Required task a ▸ Extract the passage of the cloud-provider-kind thread that runs from "yes, we are" to "other changes ...", copying it word for word.

Selected passage ▸
────────────────────
BenTheElder commented 3 months ago

yes, we are still referring to old MetalLB docs which were changed from underneath us, and I'll update the links next week

yeah, sorry about that, more of an aside that we should follow up as I just noticed this impact.

The haproxy process appears and takes all the CPU.

... interesting, can you try with the latest code:

~go install sigs.k8s.io/cloud-provider-kind@main (not @latest which is the most recent tagged release)~

EDIT: there's now a release https://github.com/kubernetes-sigs/cloud-provider-kind/issues/78#issuecomment-2140441178(so go install sigs.k8s.io/cloud-provider-kind@latest or any of the other documented methods for currently installing)

since ~the last release~ v0.1.0 @aojea switched from haproxy to envoy amongst other changes ...

aojea commented 3 months ago

We have to cut a new release with envoy and UDP support

aojea commented 3 months ago

@iblancasa can you try with the new release https://github.com/kubernetes-sigs/cloud-provider-kind/releases/tag/v0.2.0?

iblancasa commented 3 months ago

It works fine! Thanks a lot :)

aojea commented 3 months ago

It works fine! Thanks a lot :)

Thanks for the feedback
────────────────────
Listed entries ▸
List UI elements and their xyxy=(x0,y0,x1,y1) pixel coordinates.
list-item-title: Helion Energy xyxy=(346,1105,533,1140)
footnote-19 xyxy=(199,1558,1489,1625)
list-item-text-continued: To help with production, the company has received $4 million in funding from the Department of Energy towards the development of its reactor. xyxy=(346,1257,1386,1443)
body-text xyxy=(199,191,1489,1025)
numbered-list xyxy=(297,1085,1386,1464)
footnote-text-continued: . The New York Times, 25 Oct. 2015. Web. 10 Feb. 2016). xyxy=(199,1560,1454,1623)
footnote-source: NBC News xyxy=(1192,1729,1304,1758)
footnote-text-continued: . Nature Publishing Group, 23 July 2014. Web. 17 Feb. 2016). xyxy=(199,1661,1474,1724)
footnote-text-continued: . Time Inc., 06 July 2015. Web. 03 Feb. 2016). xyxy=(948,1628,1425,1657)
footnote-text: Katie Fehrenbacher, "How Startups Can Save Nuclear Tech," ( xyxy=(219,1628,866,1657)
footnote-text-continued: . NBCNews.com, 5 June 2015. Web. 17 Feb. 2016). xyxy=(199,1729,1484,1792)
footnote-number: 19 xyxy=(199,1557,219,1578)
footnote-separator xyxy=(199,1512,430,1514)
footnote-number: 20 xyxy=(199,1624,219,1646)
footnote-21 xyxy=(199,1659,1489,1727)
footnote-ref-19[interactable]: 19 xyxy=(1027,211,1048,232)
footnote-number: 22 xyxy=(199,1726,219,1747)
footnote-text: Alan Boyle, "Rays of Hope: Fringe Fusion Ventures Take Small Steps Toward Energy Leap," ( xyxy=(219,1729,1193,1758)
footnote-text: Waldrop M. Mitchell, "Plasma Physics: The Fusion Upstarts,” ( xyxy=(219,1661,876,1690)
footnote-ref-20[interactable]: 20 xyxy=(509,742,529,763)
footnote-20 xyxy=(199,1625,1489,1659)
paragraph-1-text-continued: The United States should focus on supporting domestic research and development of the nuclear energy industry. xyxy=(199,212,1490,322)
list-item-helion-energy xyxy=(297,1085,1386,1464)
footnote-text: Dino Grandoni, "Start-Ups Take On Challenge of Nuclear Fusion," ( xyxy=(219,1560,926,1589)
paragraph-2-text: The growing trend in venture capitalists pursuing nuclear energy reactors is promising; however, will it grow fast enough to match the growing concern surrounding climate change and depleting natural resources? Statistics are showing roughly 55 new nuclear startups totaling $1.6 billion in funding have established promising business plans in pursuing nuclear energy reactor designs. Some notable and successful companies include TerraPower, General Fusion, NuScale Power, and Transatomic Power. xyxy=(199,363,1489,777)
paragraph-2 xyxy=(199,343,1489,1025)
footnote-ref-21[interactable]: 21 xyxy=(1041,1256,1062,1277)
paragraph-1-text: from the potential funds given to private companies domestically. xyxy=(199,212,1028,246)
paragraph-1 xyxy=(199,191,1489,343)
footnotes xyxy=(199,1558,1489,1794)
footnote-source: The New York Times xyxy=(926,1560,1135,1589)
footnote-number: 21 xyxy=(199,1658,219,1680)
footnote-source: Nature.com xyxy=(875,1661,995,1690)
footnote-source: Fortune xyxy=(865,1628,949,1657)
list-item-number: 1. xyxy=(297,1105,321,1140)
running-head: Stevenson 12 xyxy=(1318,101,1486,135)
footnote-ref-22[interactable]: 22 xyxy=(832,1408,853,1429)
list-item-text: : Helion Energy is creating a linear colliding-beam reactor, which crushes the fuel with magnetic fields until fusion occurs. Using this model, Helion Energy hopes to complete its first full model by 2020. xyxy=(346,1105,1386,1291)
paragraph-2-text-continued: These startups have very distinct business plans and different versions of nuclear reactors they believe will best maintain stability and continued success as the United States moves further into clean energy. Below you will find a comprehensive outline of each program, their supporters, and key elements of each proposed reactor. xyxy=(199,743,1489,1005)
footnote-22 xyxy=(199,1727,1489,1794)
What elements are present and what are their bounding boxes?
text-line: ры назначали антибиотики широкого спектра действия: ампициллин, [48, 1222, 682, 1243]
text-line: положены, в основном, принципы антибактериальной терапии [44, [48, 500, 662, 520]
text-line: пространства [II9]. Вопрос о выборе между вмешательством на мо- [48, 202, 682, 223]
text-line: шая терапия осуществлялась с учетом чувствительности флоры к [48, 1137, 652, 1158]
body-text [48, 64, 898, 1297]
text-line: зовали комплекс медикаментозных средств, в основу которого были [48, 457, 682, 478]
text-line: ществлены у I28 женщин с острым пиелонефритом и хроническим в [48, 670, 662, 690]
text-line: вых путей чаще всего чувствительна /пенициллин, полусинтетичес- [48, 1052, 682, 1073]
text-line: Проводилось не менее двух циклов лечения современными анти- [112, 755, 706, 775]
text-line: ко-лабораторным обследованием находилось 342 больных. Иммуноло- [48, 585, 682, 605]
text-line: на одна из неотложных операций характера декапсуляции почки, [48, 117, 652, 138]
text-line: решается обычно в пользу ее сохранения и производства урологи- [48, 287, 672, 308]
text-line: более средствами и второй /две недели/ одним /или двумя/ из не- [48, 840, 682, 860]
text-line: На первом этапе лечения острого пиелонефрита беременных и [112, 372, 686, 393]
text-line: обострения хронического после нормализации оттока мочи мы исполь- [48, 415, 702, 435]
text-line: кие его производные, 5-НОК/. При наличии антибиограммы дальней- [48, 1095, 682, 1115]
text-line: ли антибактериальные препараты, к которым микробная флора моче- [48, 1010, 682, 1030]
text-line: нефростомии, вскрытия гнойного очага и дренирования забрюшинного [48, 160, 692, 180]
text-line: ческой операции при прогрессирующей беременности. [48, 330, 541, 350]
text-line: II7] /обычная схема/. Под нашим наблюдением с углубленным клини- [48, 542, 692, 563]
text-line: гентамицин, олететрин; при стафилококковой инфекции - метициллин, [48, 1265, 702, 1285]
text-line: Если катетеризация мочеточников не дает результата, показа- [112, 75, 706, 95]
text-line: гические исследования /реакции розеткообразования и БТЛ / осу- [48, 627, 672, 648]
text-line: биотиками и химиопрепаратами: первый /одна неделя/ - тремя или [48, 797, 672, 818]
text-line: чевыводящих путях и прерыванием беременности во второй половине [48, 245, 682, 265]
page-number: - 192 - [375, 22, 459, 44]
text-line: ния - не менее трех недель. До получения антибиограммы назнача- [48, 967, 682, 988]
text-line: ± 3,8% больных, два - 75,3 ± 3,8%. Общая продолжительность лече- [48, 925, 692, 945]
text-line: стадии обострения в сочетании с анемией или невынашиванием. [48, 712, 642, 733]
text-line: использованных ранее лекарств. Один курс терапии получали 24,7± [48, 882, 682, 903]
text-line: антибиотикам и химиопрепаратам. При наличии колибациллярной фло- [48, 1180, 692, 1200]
────────────────────
Required task b ▸ Gather every line of the records that contains the string "elements", counting a match only when its case is the same.

Full solution a ▸
yes, we are still referring to old MetalLB docs which were changed from underneath us, and I'll update the links next week

yeah, sorry about that, more of an aside that we should follow up as I just noticed this impact.

The haproxy process appears and takes all the CPU.

... interesting, can you try with the latest code:

~go install sigs.k8s.io/cloud-provider-kind@main (not @latest which is the most recent tagged release)~

EDIT: there's now a release https://github.com/kubernetes-sigs/cloud-provider-kind/issues/78#issuecomment-2140441178(so go install sigs.k8s.io/cloud-provider-kind@latest or any of the other documented methods for currently installing)

since ~the last release~ v0.1.0 @aojea switched from haproxy to envoy amongst other changes ...

Full solution b ▸
List UI elements and their xyxy=(x0,y0,x1,y1) pixel coordinates.
paragraph-2-text-continued: These startups have very distinct business plans and different versions of nuclear reactors they believe will best maintain stability and continued success as the United States moves further into clean energy. Below you will find a comprehensive outline of each program, their supporters, and key elements of each proposed reactor. xyxy=(199,743,1489,1005)
What elements are present and what are their bounding boxes?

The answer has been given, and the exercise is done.